## DESCRIPTION OF THE TASK:
Transcribe all of the material exactly, except for its pictures.

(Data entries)

++++++++++

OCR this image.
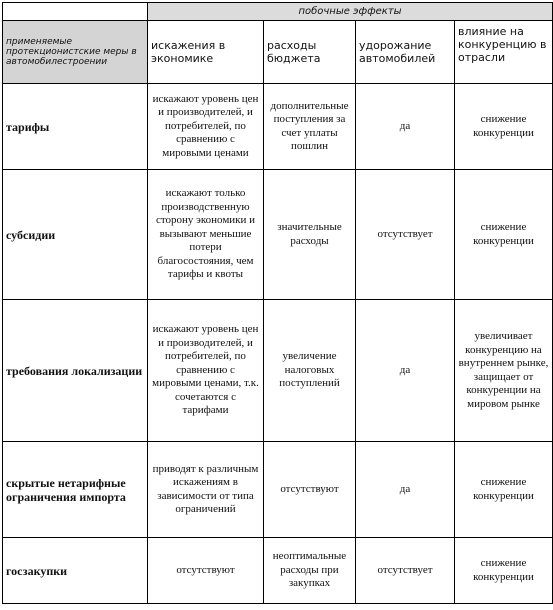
	побочные эффекты			
применяемые протекционистские меры в автомобилестроении	искажения в экономике	расходы бюджета	удорожание автомобилей	влияние на конкуренцию в отрасли
тарифы	искажают уровень цен и производителей, и потребителей, по сравнению с мировыми ценами	дополнительные поступления за счет уплаты пошлин	да	снижение конкуренции
субсидии	искажают только производственную сторону экономики и вызывают меньшие потери благосостояния, чем тарифы и квоты	значительные расходы	отсутствует	снижение конкуренции
требования локализации	искажают уровень цен и производителей, и потребителей, по сравнению с мировыми ценами, т.к. сочетаются с тарифами	увеличение налоговых поступлений	да	увеличивает конкуренцию на внутреннем рынке, защищает от конкуренции на мировом рынке
скрытые нетарифные ограничения импорта	приводят к различным искажениям в зависимости от типа ограничений	отсутствуют	да	снижение конкуренции
госзакупки	отсутствуют	неоптимальные расходы при закупках	отсутствует	снижение конкуренции
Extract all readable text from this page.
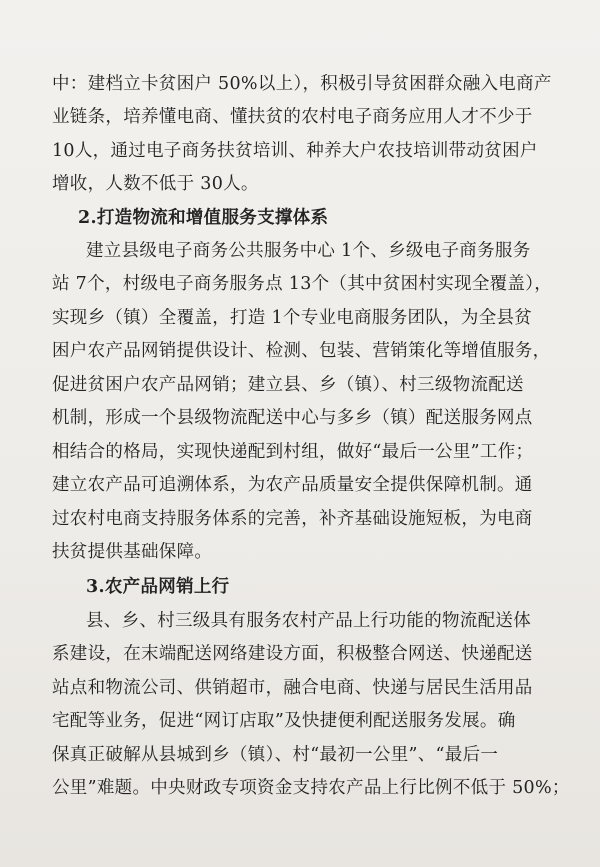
中：建档立卡贫困户 50%以上），积极引导贫困群众融入电商产
业链条，培养懂电商、懂扶贫的农村电子商务应用人才不少于
10人，通过电子商务扶贫培训、种养大户农技培训带动贫困户
增收，人数不低于 30人。
2.打造物流和增值服务支撑体系
建立县级电子商务公共服务中心 1个、乡级电子商务服务
站 7个，村级电子商务服务点 13个（其中贫困村实现全覆盖），
实现乡（镇）全覆盖，打造 1个专业电商服务团队，为全县贫
困户农产品网销提供设计、检测、包装、营销策化等增值服务，
促进贫困户农产品网销；建立县、乡（镇）、村三级物流配送
机制，形成一个县级物流配送中心与多乡（镇）配送服务网点
相结合的格局，实现快递配到村组，做好“最后一公里”工作；
建立农产品可追溯体系，为农产品质量安全提供保障机制。通
过农村电商支持服务体系的完善，补齐基础设施短板，为电商
扶贫提供基础保障。
3.农产品网销上行
县、乡、村三级具有服务农村产品上行功能的物流配送体
系建设，在末端配送网络建设方面，积极整合网送、快递配送
站点和物流公司、供销超市，融合电商、快递与居民生活用品
宅配等业务，促进“网订店取”及快捷便利配送服务发展。确
保真正破解从县城到乡（镇）、村“最初一公里”、“最后一
公里”难题。中央财政专项资金支持农产品上行比例不低于 50%；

++++++++++

## REPLY TO THE TASK:
OCR this image.
	побочные эффекты			
применяемые протекционистские меры в автомобилестроении	искажения в экономике	расходы бюджета	удорожание автомобилей	влияние на конкуренцию в отрасли
тарифы	искажают уровень цен и производителей, и потребителей, по сравнению с мировыми ценами	дополнительные поступления за счет уплаты пошлин	да	снижение конкуренции
субсидии	искажают только производственную сторону экономики и вызывают меньшие потери благосостояния, чем тарифы и квоты	значительные расходы	отсутствует	снижение конкуренции
требования локализации	искажают уровень цен и производителей, и потребителей, по сравнению с мировыми ценами, т.к. сочетаются с тарифами	увеличение налоговых поступлений	да	увеличивает конкуренцию на внутреннем рынке, защищает от конкуренции на мировом рынке
скрытые нетарифные ограничения импорта	приводят к различным искажениям в зависимости от типа ограничений	отсутствуют	да	снижение конкуренции
госзакупки	отсутствуют	неоптимальные расходы при закупках	отсутствует	снижение конкуренции
Extract all readable text from this page.
中：建档立卡贫困户 50%以上），积极引导贫困群众融入电商产
业链条，培养懂电商、懂扶贫的农村电子商务应用人才不少于
10人，通过电子商务扶贫培训、种养大户农技培训带动贫困户
增收，人数不低于 30人。
2.打造物流和增值服务支撑体系
建立县级电子商务公共服务中心 1个、乡级电子商务服务
站 7个，村级电子商务服务点 13个（其中贫困村实现全覆盖），
实现乡（镇）全覆盖，打造 1个专业电商服务团队，为全县贫
困户农产品网销提供设计、检测、包装、营销策化等增值服务，
促进贫困户农产品网销；建立县、乡（镇）、村三级物流配送
机制，形成一个县级物流配送中心与多乡（镇）配送服务网点
相结合的格局，实现快递配到村组，做好“最后一公里”工作；
建立农产品可追溯体系，为农产品质量安全提供保障机制。通
过农村电商支持服务体系的完善，补齐基础设施短板，为电商
扶贫提供基础保障。
3.农产品网销上行
县、乡、村三级具有服务农村产品上行功能的物流配送体
系建设，在末端配送网络建设方面，积极整合网送、快递配送
站点和物流公司、供销超市，融合电商、快递与居民生活用品
宅配等业务，促进“网订店取”及快捷便利配送服务发展。确
保真正破解从县城到乡（镇）、村“最初一公里”、“最后一
公里”难题。中央财政专项资金支持农产品上行比例不低于 50%；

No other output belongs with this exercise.